▶ [RAW RECORDS]
------------------------------------------------------------

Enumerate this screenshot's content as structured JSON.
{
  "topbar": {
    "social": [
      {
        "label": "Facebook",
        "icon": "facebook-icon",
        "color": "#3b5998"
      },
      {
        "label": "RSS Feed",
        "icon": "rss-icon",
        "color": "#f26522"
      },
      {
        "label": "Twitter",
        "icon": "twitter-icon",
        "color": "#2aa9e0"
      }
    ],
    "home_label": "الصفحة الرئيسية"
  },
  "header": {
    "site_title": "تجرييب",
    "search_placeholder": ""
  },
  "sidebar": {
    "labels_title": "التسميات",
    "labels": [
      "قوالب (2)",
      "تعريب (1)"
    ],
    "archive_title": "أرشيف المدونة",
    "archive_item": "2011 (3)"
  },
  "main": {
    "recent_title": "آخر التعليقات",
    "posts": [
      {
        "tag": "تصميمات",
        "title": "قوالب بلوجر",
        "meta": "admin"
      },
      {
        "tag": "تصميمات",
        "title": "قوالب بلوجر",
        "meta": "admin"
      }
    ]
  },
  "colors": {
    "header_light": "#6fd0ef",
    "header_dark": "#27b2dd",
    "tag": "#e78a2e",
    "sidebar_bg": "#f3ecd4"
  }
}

------------------------------------------------------------

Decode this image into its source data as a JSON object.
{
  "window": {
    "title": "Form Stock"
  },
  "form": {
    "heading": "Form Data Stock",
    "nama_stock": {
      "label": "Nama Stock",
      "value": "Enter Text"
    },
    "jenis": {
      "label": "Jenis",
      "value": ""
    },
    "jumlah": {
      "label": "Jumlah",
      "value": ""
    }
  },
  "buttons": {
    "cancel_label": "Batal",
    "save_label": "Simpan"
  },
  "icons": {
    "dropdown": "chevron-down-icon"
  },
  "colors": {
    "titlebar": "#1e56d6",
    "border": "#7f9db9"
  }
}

------------------------------------------------------------

▶ [PROBLEM REQUIREMENTS]
Gather up every line in the data above that contains the word "this", copying each one.

▶ [EXERCISE SOLUTION]
Enumerate this screenshot's content as structured JSON.
Decode this image into its source data as a JSON object.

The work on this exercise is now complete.